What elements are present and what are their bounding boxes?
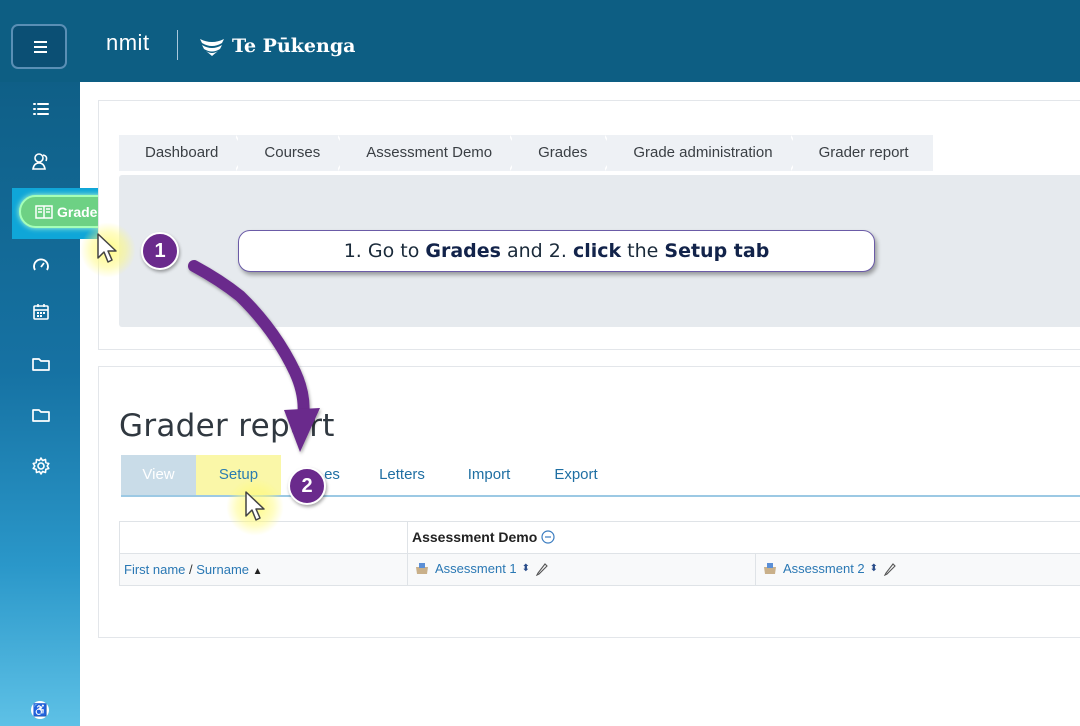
name-separator: / xyxy=(185,562,197,577)
step-1-badge: 1 xyxy=(141,232,179,270)
callout-text: the xyxy=(621,240,665,262)
assessment-2-header: Assessment 2 ⬍ xyxy=(762,561,897,576)
callout-text: 1. Go to xyxy=(343,240,426,262)
breadcrumb-item-grader-report[interactable]: Grader report xyxy=(792,135,933,171)
callout-bold-click: click xyxy=(572,240,622,262)
tab-export[interactable]: Export xyxy=(538,455,614,495)
step-2-badge: 2 xyxy=(288,467,326,505)
mouse-pointer-icon xyxy=(97,233,117,263)
category-header: Assessment Demo xyxy=(412,529,555,545)
sidebar xyxy=(0,82,80,726)
table-divider xyxy=(755,554,756,586)
folder-icon[interactable] xyxy=(31,405,51,425)
sort-toggle-icon[interactable]: ⬍ xyxy=(870,563,878,574)
breadcrumb-item-course[interactable]: Assessment Demo xyxy=(340,135,513,171)
menu-icon-bar xyxy=(34,51,47,53)
assessment-2-link[interactable]: Assessment 2 xyxy=(783,561,865,576)
mouse-pointer-icon xyxy=(245,491,265,521)
breadcrumb-item-grade-administration[interactable]: Grade administration xyxy=(607,135,793,171)
menu-icon-bar xyxy=(34,41,47,43)
breadcrumb-item-dashboard[interactable]: Dashboard xyxy=(119,135,239,171)
edit-pencil-icon[interactable] xyxy=(535,562,549,576)
logo-divider xyxy=(177,30,178,60)
gauge-icon[interactable] xyxy=(31,255,51,275)
screen: nmit Te Pūkenga ♿ Grades Dashboard Cours… xyxy=(0,0,1080,726)
sort-surname-link[interactable]: Surname xyxy=(196,562,249,577)
tab-letters[interactable]: Letters xyxy=(364,455,440,495)
assessment-1-link[interactable]: Assessment 1 xyxy=(435,561,517,576)
sort-ascending-icon[interactable]: ▲ xyxy=(253,566,263,577)
calendar-icon[interactable] xyxy=(31,302,51,322)
collapse-icon[interactable] xyxy=(541,530,555,544)
list-icon[interactable] xyxy=(31,99,51,119)
category-title: Assessment Demo xyxy=(412,529,538,545)
menu-toggle-button[interactable] xyxy=(11,24,67,69)
page-title: Grader report xyxy=(119,408,335,444)
breadcrumb-item-courses[interactable]: Courses xyxy=(238,135,341,171)
table-divider xyxy=(407,521,408,586)
te-pukenga-mark-icon xyxy=(200,39,224,56)
callout-bold-setup: Setup tab xyxy=(664,240,770,262)
name-column-header: First name / Surname ▲ xyxy=(124,562,263,577)
tab-import[interactable]: Import xyxy=(451,455,527,495)
accessibility-icon[interactable]: ♿ xyxy=(31,701,49,719)
table-row xyxy=(119,554,1080,586)
menu-icon-bar xyxy=(34,46,47,48)
grades-book-icon xyxy=(35,204,53,219)
edit-pencil-icon[interactable] xyxy=(883,562,897,576)
assessment-1-header: Assessment 1 ⬍ xyxy=(414,561,549,576)
breadcrumb-item-grades[interactable]: Grades xyxy=(512,135,608,171)
te-pukenga-logo[interactable]: Te Pūkenga xyxy=(198,33,355,59)
sort-toggle-icon[interactable]: ⬍ xyxy=(522,563,530,574)
assignment-icon xyxy=(764,562,776,574)
top-navbar: nmit Te Pūkenga xyxy=(0,0,1080,82)
tab-view[interactable]: View xyxy=(121,455,196,495)
gear-icon[interactable] xyxy=(31,456,51,476)
breadcrumb: Dashboard Courses Assessment Demo Grades… xyxy=(119,135,933,171)
callout-bold-grades: Grades xyxy=(425,240,501,262)
te-pukenga-wordmark: Te Pūkenga xyxy=(232,35,356,57)
assignment-icon xyxy=(416,562,428,574)
folder-icon[interactable] xyxy=(31,354,51,374)
sort-first-name-link[interactable]: First name xyxy=(124,562,185,577)
instruction-callout: 1. Go to Grades and 2. click the Setup t… xyxy=(238,230,875,272)
nmit-logo[interactable]: nmit xyxy=(106,30,150,56)
users-icon[interactable] xyxy=(31,151,51,171)
callout-text: and 2. xyxy=(500,240,573,262)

* **TASK BRIEF**:
Rewrite all of the material, substituting "Gradebook report" for every occurrence of "Grader report" and leaving everything else unchanged, and omit the pictures.

* **FINAL RESULT**:
What elements are present and what are their bounding boxes?
name-separator: / xyxy=(185,562,197,577)
step-1-badge: 1 xyxy=(141,232,179,270)
callout-text: the xyxy=(621,240,665,262)
assessment-2-header: Assessment 2 ⬍ xyxy=(762,561,897,576)
callout-text: 1. Go to xyxy=(343,240,426,262)
breadcrumb-item-grader-report[interactable]: Gradebook report xyxy=(792,135,933,171)
callout-bold-click: click xyxy=(572,240,622,262)
tab-export[interactable]: Export xyxy=(538,455,614,495)
step-2-badge: 2 xyxy=(288,467,326,505)
mouse-pointer-icon xyxy=(97,233,117,263)
category-header: Assessment Demo xyxy=(412,529,555,545)
sidebar xyxy=(0,82,80,726)
table-divider xyxy=(755,554,756,586)
folder-icon[interactable] xyxy=(31,405,51,425)
sort-toggle-icon[interactable]: ⬍ xyxy=(870,563,878,574)
breadcrumb-item-course[interactable]: Assessment Demo xyxy=(340,135,513,171)
menu-icon-bar xyxy=(34,51,47,53)
assessment-2-link[interactable]: Assessment 2 xyxy=(783,561,865,576)
mouse-pointer-icon xyxy=(245,491,265,521)
breadcrumb-item-grade-administration[interactable]: Grade administration xyxy=(607,135,793,171)
menu-icon-bar xyxy=(34,41,47,43)
breadcrumb-item-dashboard[interactable]: Dashboard xyxy=(119,135,239,171)
edit-pencil-icon[interactable] xyxy=(535,562,549,576)
logo-divider xyxy=(177,30,178,60)
gauge-icon[interactable] xyxy=(31,255,51,275)
screen: nmit Te Pūkenga ♿ Grades Dashboard Cours… xyxy=(0,0,1080,726)
sort-surname-link[interactable]: Surname xyxy=(196,562,249,577)
tab-letters[interactable]: Letters xyxy=(364,455,440,495)
assessment-1-link[interactable]: Assessment 1 xyxy=(435,561,517,576)
sort-ascending-icon[interactable]: ▲ xyxy=(253,566,263,577)
calendar-icon[interactable] xyxy=(31,302,51,322)
collapse-icon[interactable] xyxy=(541,530,555,544)
list-icon[interactable] xyxy=(31,99,51,119)
category-title: Assessment Demo xyxy=(412,529,538,545)
menu-toggle-button[interactable] xyxy=(11,24,67,69)
page-title: Gradebook report xyxy=(119,408,335,444)
breadcrumb-item-courses[interactable]: Courses xyxy=(238,135,341,171)
table-divider xyxy=(407,521,408,586)
te-pukenga-mark-icon xyxy=(200,39,224,56)
callout-bold-setup: Setup tab xyxy=(664,240,770,262)
name-column-header: First name / Surname ▲ xyxy=(124,562,263,577)
tab-import[interactable]: Import xyxy=(451,455,527,495)
accessibility-icon[interactable]: ♿ xyxy=(31,701,49,719)
table-row xyxy=(119,554,1080,586)
menu-icon-bar xyxy=(34,46,47,48)
grades-book-icon xyxy=(35,204,53,219)
edit-pencil-icon[interactable] xyxy=(883,562,897,576)
assessment-1-header: Assessment 1 ⬍ xyxy=(414,561,549,576)
breadcrumb-item-grades[interactable]: Grades xyxy=(512,135,608,171)
te-pukenga-logo[interactable]: Te Pūkenga xyxy=(198,33,355,59)
sort-toggle-icon[interactable]: ⬍ xyxy=(522,563,530,574)
assignment-icon xyxy=(764,562,776,574)
top-navbar: nmit Te Pūkenga xyxy=(0,0,1080,82)
tab-view[interactable]: View xyxy=(121,455,196,495)
gear-icon[interactable] xyxy=(31,456,51,476)
breadcrumb: Dashboard Courses Assessment Demo Grades… xyxy=(119,135,933,171)
callout-bold-grades: Grades xyxy=(425,240,501,262)
te-pukenga-wordmark: Te Pūkenga xyxy=(232,35,356,57)
assignment-icon xyxy=(416,562,428,574)
folder-icon[interactable] xyxy=(31,354,51,374)
sort-first-name-link[interactable]: First name xyxy=(124,562,185,577)
instruction-callout: 1. Go to Grades and 2. click the Setup t… xyxy=(238,230,875,272)
nmit-logo[interactable]: nmit xyxy=(106,30,150,56)
users-icon[interactable] xyxy=(31,151,51,171)
callout-text: and 2. xyxy=(500,240,573,262)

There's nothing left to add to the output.